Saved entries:
"""

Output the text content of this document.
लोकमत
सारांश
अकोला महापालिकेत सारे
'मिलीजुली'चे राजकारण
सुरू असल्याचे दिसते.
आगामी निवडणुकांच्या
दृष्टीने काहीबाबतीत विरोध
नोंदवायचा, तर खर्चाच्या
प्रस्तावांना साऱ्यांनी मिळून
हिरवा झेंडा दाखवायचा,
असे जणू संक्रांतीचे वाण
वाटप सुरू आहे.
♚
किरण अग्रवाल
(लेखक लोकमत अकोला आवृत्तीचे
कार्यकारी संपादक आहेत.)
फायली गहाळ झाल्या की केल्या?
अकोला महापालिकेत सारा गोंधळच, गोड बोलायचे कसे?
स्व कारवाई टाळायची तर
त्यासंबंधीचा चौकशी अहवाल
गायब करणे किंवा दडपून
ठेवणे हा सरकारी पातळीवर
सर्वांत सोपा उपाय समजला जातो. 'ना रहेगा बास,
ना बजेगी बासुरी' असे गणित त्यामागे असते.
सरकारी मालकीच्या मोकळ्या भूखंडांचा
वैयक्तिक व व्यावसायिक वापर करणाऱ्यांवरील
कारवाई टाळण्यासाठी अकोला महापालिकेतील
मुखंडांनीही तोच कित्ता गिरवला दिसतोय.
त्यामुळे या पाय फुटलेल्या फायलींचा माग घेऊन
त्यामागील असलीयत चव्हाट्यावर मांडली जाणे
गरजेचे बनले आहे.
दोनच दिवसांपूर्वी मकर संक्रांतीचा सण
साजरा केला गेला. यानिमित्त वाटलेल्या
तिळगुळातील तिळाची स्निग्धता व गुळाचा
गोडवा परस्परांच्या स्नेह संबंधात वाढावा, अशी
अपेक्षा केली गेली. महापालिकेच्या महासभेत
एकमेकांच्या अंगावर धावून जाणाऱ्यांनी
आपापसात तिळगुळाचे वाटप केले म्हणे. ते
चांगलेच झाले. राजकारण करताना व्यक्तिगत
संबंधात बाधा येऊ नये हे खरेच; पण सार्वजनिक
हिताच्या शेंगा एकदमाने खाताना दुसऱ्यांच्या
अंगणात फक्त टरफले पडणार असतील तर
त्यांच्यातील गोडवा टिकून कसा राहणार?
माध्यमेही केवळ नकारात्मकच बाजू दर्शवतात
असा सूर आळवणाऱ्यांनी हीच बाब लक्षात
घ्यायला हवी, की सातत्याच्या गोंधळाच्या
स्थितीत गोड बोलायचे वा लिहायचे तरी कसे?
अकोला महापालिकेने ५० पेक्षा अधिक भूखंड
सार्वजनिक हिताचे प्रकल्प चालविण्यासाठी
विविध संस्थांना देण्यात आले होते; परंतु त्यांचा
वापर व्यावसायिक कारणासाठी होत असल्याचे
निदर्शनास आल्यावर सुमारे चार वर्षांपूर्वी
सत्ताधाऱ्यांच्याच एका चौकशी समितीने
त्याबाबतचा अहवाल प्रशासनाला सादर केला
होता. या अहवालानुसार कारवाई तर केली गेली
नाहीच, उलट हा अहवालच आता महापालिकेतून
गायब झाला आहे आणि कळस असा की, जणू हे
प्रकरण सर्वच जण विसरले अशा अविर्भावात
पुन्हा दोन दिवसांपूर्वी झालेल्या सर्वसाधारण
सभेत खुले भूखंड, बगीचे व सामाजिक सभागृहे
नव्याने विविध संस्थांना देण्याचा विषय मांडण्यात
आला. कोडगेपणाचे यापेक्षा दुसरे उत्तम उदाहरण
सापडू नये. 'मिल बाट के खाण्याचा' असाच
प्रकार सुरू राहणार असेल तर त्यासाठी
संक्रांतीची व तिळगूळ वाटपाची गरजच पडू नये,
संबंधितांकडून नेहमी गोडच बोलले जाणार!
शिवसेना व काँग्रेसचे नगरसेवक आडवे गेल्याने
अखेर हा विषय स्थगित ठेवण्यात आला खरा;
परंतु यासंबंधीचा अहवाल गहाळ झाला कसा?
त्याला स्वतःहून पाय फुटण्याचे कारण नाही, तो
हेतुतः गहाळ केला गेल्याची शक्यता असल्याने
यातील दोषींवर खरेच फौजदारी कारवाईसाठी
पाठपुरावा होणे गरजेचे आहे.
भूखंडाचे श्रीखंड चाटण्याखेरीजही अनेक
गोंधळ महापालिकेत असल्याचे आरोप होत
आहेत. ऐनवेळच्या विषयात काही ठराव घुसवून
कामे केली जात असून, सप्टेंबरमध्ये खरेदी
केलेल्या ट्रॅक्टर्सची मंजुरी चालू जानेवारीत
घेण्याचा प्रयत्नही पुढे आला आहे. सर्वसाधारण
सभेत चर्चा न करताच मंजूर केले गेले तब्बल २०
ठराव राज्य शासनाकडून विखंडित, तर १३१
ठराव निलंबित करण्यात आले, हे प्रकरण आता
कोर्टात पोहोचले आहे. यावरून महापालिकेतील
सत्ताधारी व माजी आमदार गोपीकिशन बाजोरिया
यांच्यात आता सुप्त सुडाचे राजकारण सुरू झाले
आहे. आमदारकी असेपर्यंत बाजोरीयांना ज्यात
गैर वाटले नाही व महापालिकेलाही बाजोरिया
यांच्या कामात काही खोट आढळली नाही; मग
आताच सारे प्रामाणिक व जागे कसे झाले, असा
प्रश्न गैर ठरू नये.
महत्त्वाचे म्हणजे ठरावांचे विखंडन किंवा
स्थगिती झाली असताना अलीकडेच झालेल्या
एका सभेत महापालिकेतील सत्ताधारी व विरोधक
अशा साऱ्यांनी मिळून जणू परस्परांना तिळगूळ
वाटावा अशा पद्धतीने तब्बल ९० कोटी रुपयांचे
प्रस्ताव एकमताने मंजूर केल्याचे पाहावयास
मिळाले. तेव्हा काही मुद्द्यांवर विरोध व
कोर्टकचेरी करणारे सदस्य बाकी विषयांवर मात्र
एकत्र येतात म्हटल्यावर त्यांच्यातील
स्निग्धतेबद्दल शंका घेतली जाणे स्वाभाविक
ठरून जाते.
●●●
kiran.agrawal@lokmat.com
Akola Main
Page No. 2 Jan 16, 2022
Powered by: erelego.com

"""

● Written request: Report the number of lines containing the string "रकरण" and add nothing to it.

● Output of the task: 2